WHAT IS NEEDED> Copy out all lines where "Heatsink" appears.
## start
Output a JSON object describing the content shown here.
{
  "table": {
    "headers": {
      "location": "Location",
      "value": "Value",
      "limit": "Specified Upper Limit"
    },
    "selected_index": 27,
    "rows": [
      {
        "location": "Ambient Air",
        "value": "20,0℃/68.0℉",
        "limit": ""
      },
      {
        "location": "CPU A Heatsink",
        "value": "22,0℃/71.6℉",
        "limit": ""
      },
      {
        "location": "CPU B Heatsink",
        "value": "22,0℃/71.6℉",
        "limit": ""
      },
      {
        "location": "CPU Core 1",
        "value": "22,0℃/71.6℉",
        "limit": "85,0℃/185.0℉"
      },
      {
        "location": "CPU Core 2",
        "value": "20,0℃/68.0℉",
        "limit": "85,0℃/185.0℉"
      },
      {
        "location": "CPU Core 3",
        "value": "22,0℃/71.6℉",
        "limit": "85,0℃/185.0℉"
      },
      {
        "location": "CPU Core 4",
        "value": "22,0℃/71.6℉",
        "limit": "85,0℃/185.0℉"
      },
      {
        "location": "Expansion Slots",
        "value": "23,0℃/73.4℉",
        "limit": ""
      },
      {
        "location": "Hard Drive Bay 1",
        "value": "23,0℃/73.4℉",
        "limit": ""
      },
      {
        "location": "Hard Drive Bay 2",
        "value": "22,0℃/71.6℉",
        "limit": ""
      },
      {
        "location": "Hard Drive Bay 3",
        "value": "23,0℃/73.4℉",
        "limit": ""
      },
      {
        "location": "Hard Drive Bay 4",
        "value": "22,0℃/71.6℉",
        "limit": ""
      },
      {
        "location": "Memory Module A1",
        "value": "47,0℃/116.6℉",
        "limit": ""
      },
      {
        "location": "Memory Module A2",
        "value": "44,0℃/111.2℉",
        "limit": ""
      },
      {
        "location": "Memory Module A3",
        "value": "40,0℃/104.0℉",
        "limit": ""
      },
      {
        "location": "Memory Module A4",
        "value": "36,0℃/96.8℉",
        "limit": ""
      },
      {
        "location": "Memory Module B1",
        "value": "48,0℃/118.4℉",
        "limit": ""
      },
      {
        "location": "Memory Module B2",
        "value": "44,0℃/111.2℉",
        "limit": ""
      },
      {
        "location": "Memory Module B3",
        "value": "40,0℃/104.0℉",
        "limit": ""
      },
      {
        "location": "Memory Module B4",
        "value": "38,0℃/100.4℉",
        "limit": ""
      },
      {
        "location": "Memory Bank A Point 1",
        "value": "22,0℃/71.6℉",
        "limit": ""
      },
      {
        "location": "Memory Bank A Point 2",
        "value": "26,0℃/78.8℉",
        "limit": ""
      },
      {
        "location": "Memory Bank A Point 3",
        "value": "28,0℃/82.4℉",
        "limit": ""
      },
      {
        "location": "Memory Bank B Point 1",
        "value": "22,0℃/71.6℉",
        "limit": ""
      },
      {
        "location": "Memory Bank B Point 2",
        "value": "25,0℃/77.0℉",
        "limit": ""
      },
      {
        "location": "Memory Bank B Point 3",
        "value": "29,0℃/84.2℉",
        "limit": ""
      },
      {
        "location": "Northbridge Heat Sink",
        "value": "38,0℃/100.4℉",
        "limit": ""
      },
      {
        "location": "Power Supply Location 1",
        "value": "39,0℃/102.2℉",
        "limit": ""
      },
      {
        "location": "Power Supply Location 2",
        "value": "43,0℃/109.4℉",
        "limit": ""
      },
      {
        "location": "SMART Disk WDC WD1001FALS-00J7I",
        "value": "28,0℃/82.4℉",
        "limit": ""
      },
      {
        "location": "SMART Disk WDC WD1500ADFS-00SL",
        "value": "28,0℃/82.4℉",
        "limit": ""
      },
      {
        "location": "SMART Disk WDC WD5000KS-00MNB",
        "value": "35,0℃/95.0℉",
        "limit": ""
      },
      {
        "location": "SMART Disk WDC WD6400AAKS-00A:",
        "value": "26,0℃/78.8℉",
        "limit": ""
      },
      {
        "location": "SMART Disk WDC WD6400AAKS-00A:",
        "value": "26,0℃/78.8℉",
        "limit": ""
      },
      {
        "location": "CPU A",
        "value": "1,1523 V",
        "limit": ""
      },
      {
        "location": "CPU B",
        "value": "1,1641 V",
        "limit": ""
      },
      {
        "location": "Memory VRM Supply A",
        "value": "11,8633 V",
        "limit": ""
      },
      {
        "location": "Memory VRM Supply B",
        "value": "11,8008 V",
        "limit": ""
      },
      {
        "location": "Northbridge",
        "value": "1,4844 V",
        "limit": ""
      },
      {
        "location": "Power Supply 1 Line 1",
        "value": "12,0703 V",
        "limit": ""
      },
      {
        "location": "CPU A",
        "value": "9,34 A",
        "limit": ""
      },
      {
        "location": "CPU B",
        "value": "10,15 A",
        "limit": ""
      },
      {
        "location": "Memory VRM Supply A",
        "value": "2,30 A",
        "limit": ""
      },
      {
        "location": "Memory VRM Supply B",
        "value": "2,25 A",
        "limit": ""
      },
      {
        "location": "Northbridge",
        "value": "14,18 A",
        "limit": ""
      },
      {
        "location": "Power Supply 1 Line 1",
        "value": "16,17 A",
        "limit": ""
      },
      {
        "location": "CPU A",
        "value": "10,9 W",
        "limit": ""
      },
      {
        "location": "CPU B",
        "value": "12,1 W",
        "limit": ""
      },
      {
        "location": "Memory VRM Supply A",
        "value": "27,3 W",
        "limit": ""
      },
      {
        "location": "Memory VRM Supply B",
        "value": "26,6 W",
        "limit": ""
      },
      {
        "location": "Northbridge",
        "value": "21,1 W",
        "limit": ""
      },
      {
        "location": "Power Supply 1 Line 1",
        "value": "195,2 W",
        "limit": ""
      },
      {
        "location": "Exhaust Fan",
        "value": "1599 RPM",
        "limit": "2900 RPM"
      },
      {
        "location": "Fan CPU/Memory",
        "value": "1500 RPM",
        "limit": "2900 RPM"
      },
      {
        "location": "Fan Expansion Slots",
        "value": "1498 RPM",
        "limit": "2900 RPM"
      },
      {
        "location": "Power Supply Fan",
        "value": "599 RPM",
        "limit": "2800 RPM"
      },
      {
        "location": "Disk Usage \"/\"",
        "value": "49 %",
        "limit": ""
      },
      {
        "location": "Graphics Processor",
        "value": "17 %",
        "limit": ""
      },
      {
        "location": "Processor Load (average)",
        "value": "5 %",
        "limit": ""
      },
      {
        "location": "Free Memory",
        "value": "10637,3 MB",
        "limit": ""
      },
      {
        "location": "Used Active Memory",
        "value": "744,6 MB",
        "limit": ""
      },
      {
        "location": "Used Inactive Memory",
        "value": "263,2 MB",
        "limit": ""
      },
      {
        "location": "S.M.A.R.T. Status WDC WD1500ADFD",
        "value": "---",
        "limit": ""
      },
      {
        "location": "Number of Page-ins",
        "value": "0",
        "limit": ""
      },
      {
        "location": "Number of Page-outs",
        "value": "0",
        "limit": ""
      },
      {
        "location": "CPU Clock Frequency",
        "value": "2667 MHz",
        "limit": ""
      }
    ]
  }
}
## end
EXERCISE ANSWER>
        "location": "CPU A Heatsink",
        "location": "CPU B Heatsink",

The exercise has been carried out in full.